[Data entries for graphics]
┌──

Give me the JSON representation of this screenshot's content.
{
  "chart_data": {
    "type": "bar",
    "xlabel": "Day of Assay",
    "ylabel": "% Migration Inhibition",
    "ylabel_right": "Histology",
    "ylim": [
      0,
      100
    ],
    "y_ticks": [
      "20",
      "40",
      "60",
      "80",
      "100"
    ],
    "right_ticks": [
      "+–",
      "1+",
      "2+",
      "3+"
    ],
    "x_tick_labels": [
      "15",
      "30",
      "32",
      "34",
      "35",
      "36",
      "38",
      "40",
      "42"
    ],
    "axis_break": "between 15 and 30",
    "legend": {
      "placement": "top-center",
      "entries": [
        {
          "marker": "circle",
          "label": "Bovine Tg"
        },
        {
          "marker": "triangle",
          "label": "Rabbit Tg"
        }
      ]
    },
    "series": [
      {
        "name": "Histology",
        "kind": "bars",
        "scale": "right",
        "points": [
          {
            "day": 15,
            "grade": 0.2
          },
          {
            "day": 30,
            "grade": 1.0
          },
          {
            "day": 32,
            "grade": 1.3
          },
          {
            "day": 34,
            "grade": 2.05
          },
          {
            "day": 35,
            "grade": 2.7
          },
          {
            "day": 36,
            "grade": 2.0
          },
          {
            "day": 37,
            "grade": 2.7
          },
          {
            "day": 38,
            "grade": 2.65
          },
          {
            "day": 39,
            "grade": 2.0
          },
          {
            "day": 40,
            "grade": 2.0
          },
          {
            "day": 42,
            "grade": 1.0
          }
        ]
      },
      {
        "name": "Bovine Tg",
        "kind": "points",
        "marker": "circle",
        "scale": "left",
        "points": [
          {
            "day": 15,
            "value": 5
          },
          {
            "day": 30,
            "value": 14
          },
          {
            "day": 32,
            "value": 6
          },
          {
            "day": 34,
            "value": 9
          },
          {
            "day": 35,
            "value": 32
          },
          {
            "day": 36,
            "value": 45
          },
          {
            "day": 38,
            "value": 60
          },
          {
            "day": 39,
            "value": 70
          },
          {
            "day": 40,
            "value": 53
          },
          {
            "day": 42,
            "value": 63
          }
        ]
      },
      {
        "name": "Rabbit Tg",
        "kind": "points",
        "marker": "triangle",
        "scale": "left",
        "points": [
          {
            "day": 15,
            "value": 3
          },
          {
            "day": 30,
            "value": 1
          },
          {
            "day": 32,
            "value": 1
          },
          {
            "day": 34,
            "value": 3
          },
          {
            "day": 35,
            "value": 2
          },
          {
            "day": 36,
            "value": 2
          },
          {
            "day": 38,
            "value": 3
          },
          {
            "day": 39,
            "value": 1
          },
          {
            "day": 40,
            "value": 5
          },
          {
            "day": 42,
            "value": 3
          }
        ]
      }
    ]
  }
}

└──

*EXERCISE OBJECTIVE:* Retype the data exactly.

*REPLY:*
Give me the JSON representation of this screenshot's content.
{
  "chart_data": {
    "type": "bar",
    "xlabel": "Day of Assay",
    "ylabel": "% Migration Inhibition",
    "ylabel_right": "Histology",
    "ylim": [
      0,
      100
    ],
    "y_ticks": [
      "20",
      "40",
      "60",
      "80",
      "100"
    ],
    "right_ticks": [
      "+–",
      "1+",
      "2+",
      "3+"
    ],
    "x_tick_labels": [
      "15",
      "30",
      "32",
      "34",
      "35",
      "36",
      "38",
      "40",
      "42"
    ],
    "axis_break": "between 15 and 30",
    "legend": {
      "placement": "top-center",
      "entries": [
        {
          "marker": "circle",
          "label": "Bovine Tg"
        },
        {
          "marker": "triangle",
          "label": "Rabbit Tg"
        }
      ]
    },
    "series": [
      {
        "name": "Histology",
        "kind": "bars",
        "scale": "right",
        "points": [
          {
            "day": 15,
            "grade": 0.2
          },
          {
            "day": 30,
            "grade": 1.0
          },
          {
            "day": 32,
            "grade": 1.3
          },
          {
            "day": 34,
            "grade": 2.05
          },
          {
            "day": 35,
            "grade": 2.7
          },
          {
            "day": 36,
            "grade": 2.0
          },
          {
            "day": 37,
            "grade": 2.7
          },
          {
            "day": 38,
            "grade": 2.65
          },
          {
            "day": 39,
            "grade": 2.0
          },
          {
            "day": 40,
            "grade": 2.0
          },
          {
            "day": 42,
            "grade": 1.0
          }
        ]
      },
      {
        "name": "Bovine Tg",
        "kind": "points",
        "marker": "circle",
        "scale": "left",
        "points": [
          {
            "day": 15,
            "value": 5
          },
          {
            "day": 30,
            "value": 14
          },
          {
            "day": 32,
            "value": 6
          },
          {
            "day": 34,
            "value": 9
          },
          {
            "day": 35,
            "value": 32
          },
          {
            "day": 36,
            "value": 45
          },
          {
            "day": 38,
            "value": 60
          },
          {
            "day": 39,
            "value": 70
          },
          {
            "day": 40,
            "value": 53
          },
          {
            "day": 42,
            "value": 63
          }
        ]
      },
      {
        "name": "Rabbit Tg",
        "kind": "points",
        "marker": "triangle",
        "scale": "left",
        "points": [
          {
            "day": 15,
            "value": 3
          },
          {
            "day": 30,
            "value": 1
          },
          {
            "day": 32,
            "value": 1
          },
          {
            "day": 34,
            "value": 3
          },
          {
            "day": 35,
            "value": 2
          },
          {
            "day": 36,
            "value": 2
          },
          {
            "day": 38,
            "value": 3
          },
          {
            "day": 39,
            "value": 1
          },
          {
            "day": 40,
            "value": 5
          },
          {
            "day": 42,
            "value": 3
          }
        ]
      }
    ]
  }
}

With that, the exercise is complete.